Set down the full listing exactly as given. Any pictures are to be left out.

### MATERIAL PROVIDED:
BEGIN

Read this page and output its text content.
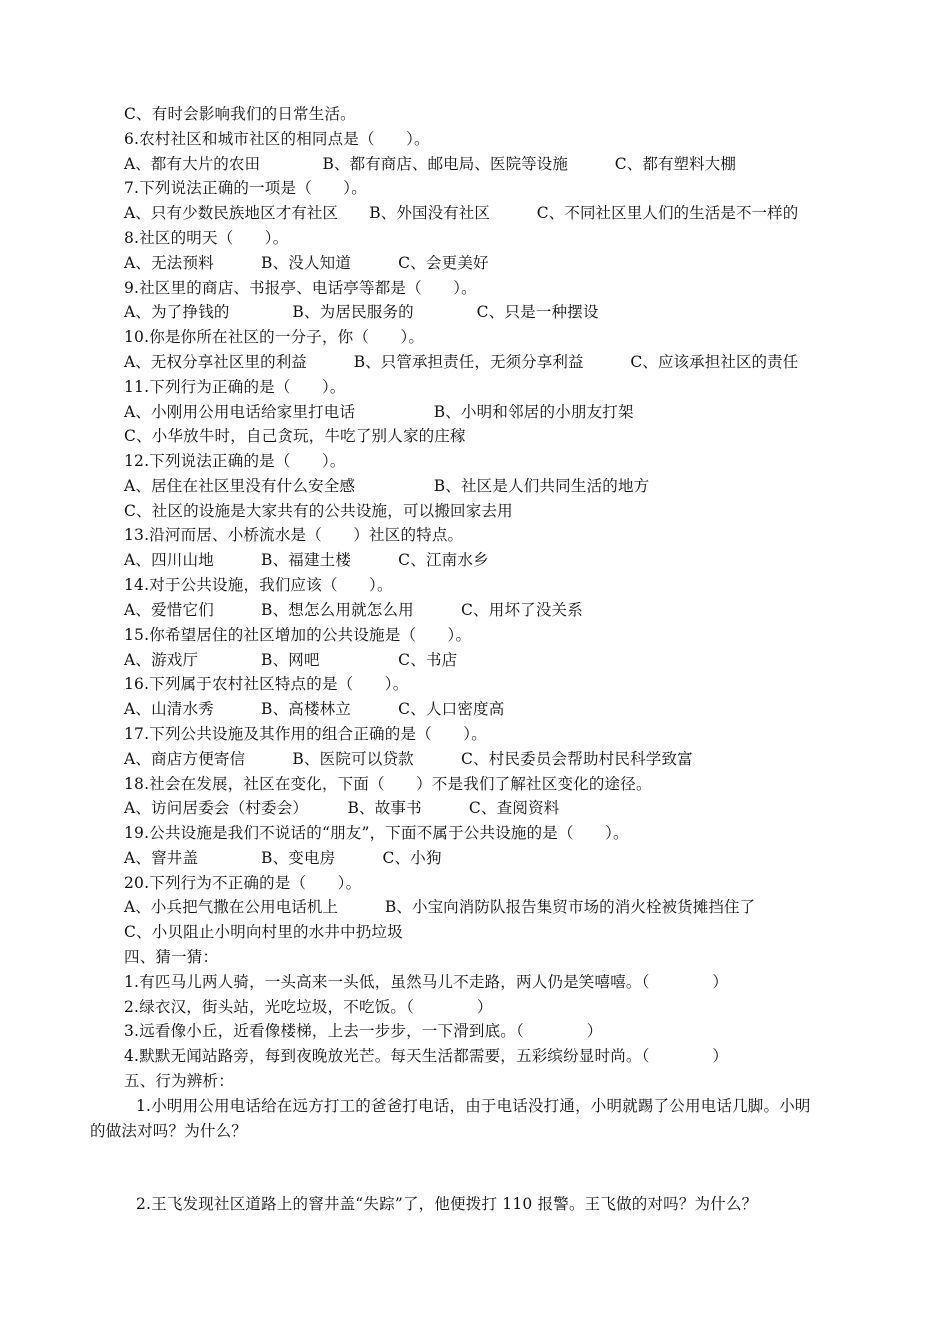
C、有时会影响我们的日常生活。
6.农村社区和城市社区的相同点是（　　）。
A、都有大片的农田　　　　B、都有商店、邮电局、医院等设施　　　C、都有塑料大棚
7.下列说法正确的一项是（　　）。
A、只有少数民族地区才有社区　　B、外国没有社区　　　C、不同社区里人们的生活是不一样的
8.社区的明天（　　）。
A、无法预料　　　B、没人知道　　　C、会更美好
9.社区里的商店、书报亭、电话亭等都是（　　）。
A、为了挣钱的　　　　B、为居民服务的　　　　C、只是一种摆设
10.你是你所在社区的一分子，你（　　）。
A、无权分享社区里的利益　　　B、只管承担责任，无须分享利益　　　C、应该承担社区的责任
11.下列行为正确的是（　　）。
A、小刚用公用电话给家里打电话　　　　　B、小明和邻居的小朋友打架
C、小华放牛时，自己贪玩，牛吃了别人家的庄稼
12.下列说法正确的是（　　）。
A、居住在社区里没有什么安全感　　　　　B、社区是人们共同生活的地方
C、社区的设施是大家共有的公共设施，可以搬回家去用
13.沿河而居、小桥流水是（　　）社区的特点。
A、四川山地　　　B、福建土楼　　　C、江南水乡
14.对于公共设施，我们应该（　　）。
A、爱惜它们　　　B、想怎么用就怎么用　　　C、用坏了没关系
15.你希望居住的社区增加的公共设施是（　　）。
A、游戏厅　　　　B、网吧　　　　　C、书店
16.下列属于农村社区特点的是（　　）。
A、山清水秀　　　B、高楼林立　　　C、人口密度高
17.下列公共设施及其作用的组合正确的是（　　）。
A、商店方便寄信　　　B、医院可以贷款　　　C、村民委员会帮助村民科学致富
18.社会在发展，社区在变化，下面（　　）不是我们了解社区变化的途径。
A、访问居委会（村委会）　　　B、故事书　　　C、查阅资料
19.公共设施是我们不说话的“朋友”，下面不属于公共设施的是（　　）。
A、窨井盖　　　　B、变电房　　　C、小狗
20.下列行为不正确的是（　　）。
A、小兵把气撒在公用电话机上　　　B、小宝向消防队报告集贸市场的消火栓被货摊挡住了
C、小贝阻止小明向村里的水井中扔垃圾
四、猜一猜：
1.有匹马儿两人骑，一头高来一头低，虽然马儿不走路，两人仍是笑嘻嘻。（　　　　）
2.绿衣汉，街头站，光吃垃圾，不吃饭。（　　　　）
3.远看像小丘，近看像楼梯，上去一步步，一下滑到底。（　　　　）
4.默默无闻站路旁，每到夜晚放光芒。每天生活都需要，五彩缤纷显时尚。（　　　　）
五、行为辨析：
1.小明用公用电话给在远方打工的爸爸打电话，由于电话没打通，小明就踢了公用电话几脚。小明
的做法对吗？为什么？
2.王飞发现社区道路上的窨井盖“失踪”了，他便拨打 110 报警。王飞做的对吗？为什么？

END

### SOLVED EXERCISE:
Read this page and output its text content.
C、有时会影响我们的日常生活。
6.农村社区和城市社区的相同点是（　　）。
A、都有大片的农田　　　　B、都有商店、邮电局、医院等设施　　　C、都有塑料大棚
7.下列说法正确的一项是（　　）。
A、只有少数民族地区才有社区　　B、外国没有社区　　　C、不同社区里人们的生活是不一样的
8.社区的明天（　　）。
A、无法预料　　　B、没人知道　　　C、会更美好
9.社区里的商店、书报亭、电话亭等都是（　　）。
A、为了挣钱的　　　　B、为居民服务的　　　　C、只是一种摆设
10.你是你所在社区的一分子，你（　　）。
A、无权分享社区里的利益　　　B、只管承担责任，无须分享利益　　　C、应该承担社区的责任
11.下列行为正确的是（　　）。
A、小刚用公用电话给家里打电话　　　　　B、小明和邻居的小朋友打架
C、小华放牛时，自己贪玩，牛吃了别人家的庄稼
12.下列说法正确的是（　　）。
A、居住在社区里没有什么安全感　　　　　B、社区是人们共同生活的地方
C、社区的设施是大家共有的公共设施，可以搬回家去用
13.沿河而居、小桥流水是（　　）社区的特点。
A、四川山地　　　B、福建土楼　　　C、江南水乡
14.对于公共设施，我们应该（　　）。
A、爱惜它们　　　B、想怎么用就怎么用　　　C、用坏了没关系
15.你希望居住的社区增加的公共设施是（　　）。
A、游戏厅　　　　B、网吧　　　　　C、书店
16.下列属于农村社区特点的是（　　）。
A、山清水秀　　　B、高楼林立　　　C、人口密度高
17.下列公共设施及其作用的组合正确的是（　　）。
A、商店方便寄信　　　B、医院可以贷款　　　C、村民委员会帮助村民科学致富
18.社会在发展，社区在变化，下面（　　）不是我们了解社区变化的途径。
A、访问居委会（村委会）　　　B、故事书　　　C、查阅资料
19.公共设施是我们不说话的“朋友”，下面不属于公共设施的是（　　）。
A、窨井盖　　　　B、变电房　　　C、小狗
20.下列行为不正确的是（　　）。
A、小兵把气撒在公用电话机上　　　B、小宝向消防队报告集贸市场的消火栓被货摊挡住了
C、小贝阻止小明向村里的水井中扔垃圾
四、猜一猜：
1.有匹马儿两人骑，一头高来一头低，虽然马儿不走路，两人仍是笑嘻嘻。（　　　　）
2.绿衣汉，街头站，光吃垃圾，不吃饭。（　　　　）
3.远看像小丘，近看像楼梯，上去一步步，一下滑到底。（　　　　）
4.默默无闻站路旁，每到夜晚放光芒。每天生活都需要，五彩缤纷显时尚。（　　　　）
五、行为辨析：
1.小明用公用电话给在远方打工的爸爸打电话，由于电话没打通，小明就踢了公用电话几脚。小明
的做法对吗？为什么？
2.王飞发现社区道路上的窨井盖“失踪”了，他便拨打 110 报警。王飞做的对吗？为什么？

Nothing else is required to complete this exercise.